__AVAILABLE RECORDS__
-*-

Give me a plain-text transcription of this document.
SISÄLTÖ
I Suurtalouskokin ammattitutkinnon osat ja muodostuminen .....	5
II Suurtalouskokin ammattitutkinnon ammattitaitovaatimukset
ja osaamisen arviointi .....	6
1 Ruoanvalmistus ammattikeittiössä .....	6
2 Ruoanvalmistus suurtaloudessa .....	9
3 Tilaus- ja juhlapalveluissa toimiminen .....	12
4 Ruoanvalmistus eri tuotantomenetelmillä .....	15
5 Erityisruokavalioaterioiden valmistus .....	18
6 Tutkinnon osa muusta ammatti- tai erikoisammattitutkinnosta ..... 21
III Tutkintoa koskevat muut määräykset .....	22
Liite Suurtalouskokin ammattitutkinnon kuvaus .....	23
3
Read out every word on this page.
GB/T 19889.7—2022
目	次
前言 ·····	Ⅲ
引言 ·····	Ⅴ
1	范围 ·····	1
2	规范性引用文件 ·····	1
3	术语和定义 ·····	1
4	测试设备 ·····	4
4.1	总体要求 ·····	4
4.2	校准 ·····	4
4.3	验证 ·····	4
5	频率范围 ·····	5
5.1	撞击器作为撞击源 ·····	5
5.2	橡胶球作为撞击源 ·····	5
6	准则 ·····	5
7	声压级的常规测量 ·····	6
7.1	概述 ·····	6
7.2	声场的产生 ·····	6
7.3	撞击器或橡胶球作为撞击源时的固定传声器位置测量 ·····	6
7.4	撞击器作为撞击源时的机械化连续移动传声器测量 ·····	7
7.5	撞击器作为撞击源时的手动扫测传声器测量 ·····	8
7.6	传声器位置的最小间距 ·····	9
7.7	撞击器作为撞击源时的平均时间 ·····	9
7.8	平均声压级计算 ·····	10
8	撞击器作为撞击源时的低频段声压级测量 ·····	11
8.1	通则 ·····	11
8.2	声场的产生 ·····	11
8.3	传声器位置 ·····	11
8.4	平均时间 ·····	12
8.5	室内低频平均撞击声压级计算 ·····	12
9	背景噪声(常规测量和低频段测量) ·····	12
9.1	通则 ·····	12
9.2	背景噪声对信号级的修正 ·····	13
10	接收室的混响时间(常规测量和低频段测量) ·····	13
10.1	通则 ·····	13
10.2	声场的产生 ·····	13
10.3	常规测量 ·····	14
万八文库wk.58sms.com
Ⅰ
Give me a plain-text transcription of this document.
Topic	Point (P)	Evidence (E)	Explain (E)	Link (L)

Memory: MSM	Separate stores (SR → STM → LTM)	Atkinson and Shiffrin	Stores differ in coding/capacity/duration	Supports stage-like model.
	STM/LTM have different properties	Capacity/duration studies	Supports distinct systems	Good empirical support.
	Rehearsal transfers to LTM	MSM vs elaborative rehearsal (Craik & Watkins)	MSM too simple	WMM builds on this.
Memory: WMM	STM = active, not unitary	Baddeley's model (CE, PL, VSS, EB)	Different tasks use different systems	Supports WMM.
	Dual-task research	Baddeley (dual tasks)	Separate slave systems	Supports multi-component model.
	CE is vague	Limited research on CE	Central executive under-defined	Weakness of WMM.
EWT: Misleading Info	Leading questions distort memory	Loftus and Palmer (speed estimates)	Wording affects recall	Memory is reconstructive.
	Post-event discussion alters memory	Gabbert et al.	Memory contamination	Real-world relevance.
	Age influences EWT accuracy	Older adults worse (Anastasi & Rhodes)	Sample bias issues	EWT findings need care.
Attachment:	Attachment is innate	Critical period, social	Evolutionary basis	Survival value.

-*-

__SET EXERCISE__
Your task is to transcribe the material exactly.

__ANSWER TO THIS PROBLEM__
Give me a plain-text transcription of this document.
SISÄLTÖ
I Suurtalouskokin ammattitutkinnon osat ja muodostuminen .....	5
II Suurtalouskokin ammattitutkinnon ammattitaitovaatimukset
ja osaamisen arviointi .....	6
1 Ruoanvalmistus ammattikeittiössä .....	6
2 Ruoanvalmistus suurtaloudessa .....	9
3 Tilaus- ja juhlapalveluissa toimiminen .....	12
4 Ruoanvalmistus eri tuotantomenetelmillä .....	15
5 Erityisruokavalioaterioiden valmistus .....	18
6 Tutkinnon osa muusta ammatti- tai erikoisammattitutkinnosta ..... 21
III Tutkintoa koskevat muut määräykset .....	22
Liite Suurtalouskokin ammattitutkinnon kuvaus .....	23
3
Read out every word on this page.
GB/T 19889.7—2022
目	次
前言 ·····	Ⅲ
引言 ·····	Ⅴ
1	范围 ·····	1
2	规范性引用文件 ·····	1
3	术语和定义 ·····	1
4	测试设备 ·····	4
4.1	总体要求 ·····	4
4.2	校准 ·····	4
4.3	验证 ·····	4
5	频率范围 ·····	5
5.1	撞击器作为撞击源 ·····	5
5.2	橡胶球作为撞击源 ·····	5
6	准则 ·····	5
7	声压级的常规测量 ·····	6
7.1	概述 ·····	6
7.2	声场的产生 ·····	6
7.3	撞击器或橡胶球作为撞击源时的固定传声器位置测量 ·····	6
7.4	撞击器作为撞击源时的机械化连续移动传声器测量 ·····	7
7.5	撞击器作为撞击源时的手动扫测传声器测量 ·····	8
7.6	传声器位置的最小间距 ·····	9
7.7	撞击器作为撞击源时的平均时间 ·····	9
7.8	平均声压级计算 ·····	10
8	撞击器作为撞击源时的低频段声压级测量 ·····	11
8.1	通则 ·····	11
8.2	声场的产生 ·····	11
8.3	传声器位置 ·····	11
8.4	平均时间 ·····	12
8.5	室内低频平均撞击声压级计算 ·····	12
9	背景噪声(常规测量和低频段测量) ·····	12
9.1	通则 ·····	12
9.2	背景噪声对信号级的修正 ·····	13
10	接收室的混响时间(常规测量和低频段测量) ·····	13
10.1	通则 ·····	13
10.2	声场的产生 ·····	13
10.3	常规测量 ·····	14
万八文库wk.58sms.com
Ⅰ
Give me a plain-text transcription of this document.
Topic	Point (P)	Evidence (E)	Explain (E)	Link (L)

Memory: MSM	Separate stores (SR → STM → LTM)	Atkinson and Shiffrin	Stores differ in coding/capacity/duration	Supports stage-like model.
	STM/LTM have different properties	Capacity/duration studies	Supports distinct systems	Good empirical support.
	Rehearsal transfers to LTM	MSM vs elaborative rehearsal (Craik & Watkins)	MSM too simple	WMM builds on this.
Memory: WMM	STM = active, not unitary	Baddeley's model (CE, PL, VSS, EB)	Different tasks use different systems	Supports WMM.
	Dual-task research	Baddeley (dual tasks)	Separate slave systems	Supports multi-component model.
	CE is vague	Limited research on CE	Central executive under-defined	Weakness of WMM.
EWT: Misleading Info	Leading questions distort memory	Loftus and Palmer (speed estimates)	Wording affects recall	Memory is reconstructive.
	Post-event discussion alters memory	Gabbert et al.	Memory contamination	Real-world relevance.
	Age influences EWT accuracy	Older adults worse (Anastasi & Rhodes)	Sample bias issues	EWT findings need care.
Attachment:	Attachment is innate	Critical period, social	Evolutionary basis	Survival value.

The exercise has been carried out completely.